* _TASK STATEMENT_
Copy out each line that mentions the word "News".

>> Start DATA TO PROCESS

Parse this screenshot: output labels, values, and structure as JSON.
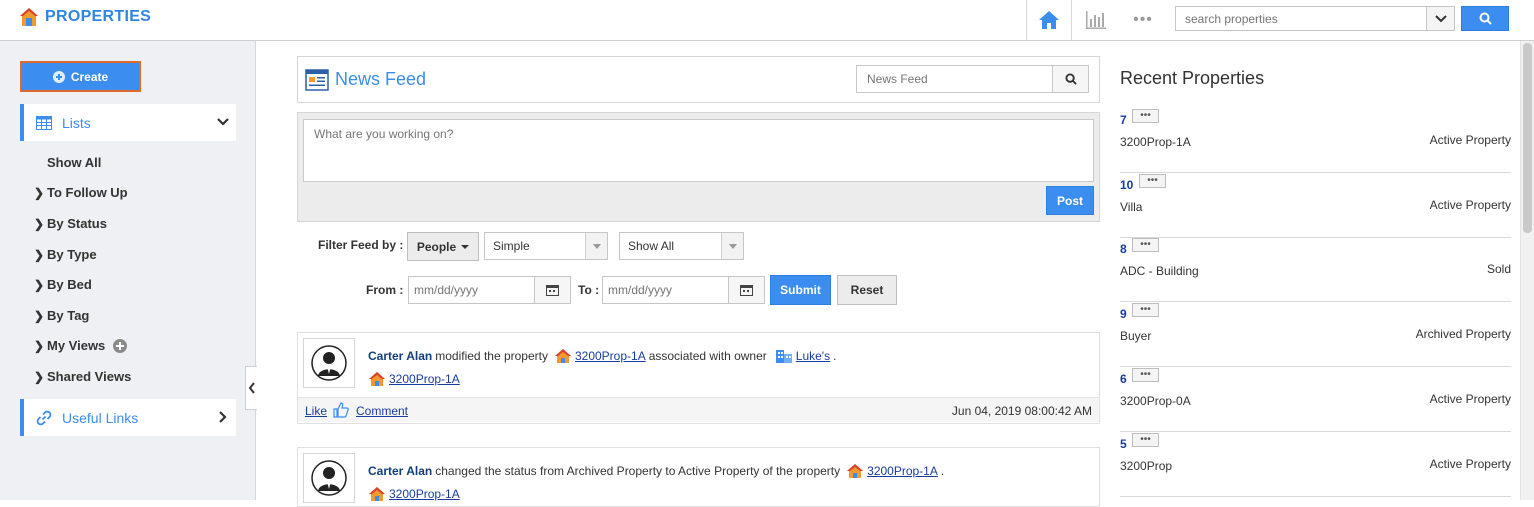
{
  "app": {
    "title": "PROPERTIES"
  },
  "topbar": {
    "search_placeholder": "search properties",
    "icons": [
      "home-icon",
      "chart-icon",
      "more-icon",
      "chevron-down-icon",
      "search-icon"
    ]
  },
  "sidebar": {
    "create_label": "Create",
    "lists_label": "Lists",
    "items": [
      {
        "label": "Show All",
        "expandable": false
      },
      {
        "label": "To Follow Up",
        "expandable": true
      },
      {
        "label": "By Status",
        "expandable": true
      },
      {
        "label": "By Type",
        "expandable": true
      },
      {
        "label": "By Bed",
        "expandable": true
      },
      {
        "label": "By Tag",
        "expandable": true
      },
      {
        "label": "My Views",
        "expandable": true
      },
      {
        "label": "Shared Views",
        "expandable": true
      }
    ],
    "useful_links_label": "Useful Links"
  },
  "feed": {
    "title": "News Feed",
    "search_placeholder": "News Feed",
    "post_placeholder": "What are you working on?",
    "post_button": "Post",
    "filter_label": "Filter Feed by :",
    "people_button": "People",
    "select1": "Simple",
    "select2": "Show All",
    "from_label": "From :",
    "to_label": "To :",
    "date_placeholder": "mm/dd/yyyy",
    "submit_button": "Submit",
    "reset_button": "Reset",
    "items": [
      {
        "actor": "Carter Alan",
        "text1": "modified the property",
        "link1": "3200Prop-1A",
        "text2": "associated with owner",
        "link2": "Luke's",
        "text3": ".",
        "sub_link": "3200Prop-1A",
        "like": "Like",
        "comment": "Comment",
        "timestamp": "Jun 04, 2019 08:00:42 AM"
      },
      {
        "actor": "Carter Alan",
        "text1": "changed the status from Archived Property to Active Property of the property",
        "link1": "3200Prop-1A",
        "text3": ".",
        "sub_link": "3200Prop-1A"
      }
    ]
  },
  "recent": {
    "title": "Recent Properties",
    "items": [
      {
        "id": "7",
        "name": "3200Prop-1A",
        "status": "Active Property"
      },
      {
        "id": "10",
        "name": "Villa",
        "status": "Active Property"
      },
      {
        "id": "8",
        "name": "ADC - Building",
        "status": "Sold"
      },
      {
        "id": "9",
        "name": "Buyer",
        "status": "Archived Property"
      },
      {
        "id": "6",
        "name": "3200Prop-0A",
        "status": "Active Property"
      },
      {
        "id": "5",
        "name": "3200Prop",
        "status": "Active Property"
      }
    ],
    "more_glyph": "•••"
  },
  "colors": {
    "accent": "#3b8def",
    "link": "#1a3c9e",
    "create_border": "#e06a2b"
  }
}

>> End DATA TO PROCESS

* _FULL RESPONSE_
    "title": "News Feed",
    "search_placeholder": "News Feed",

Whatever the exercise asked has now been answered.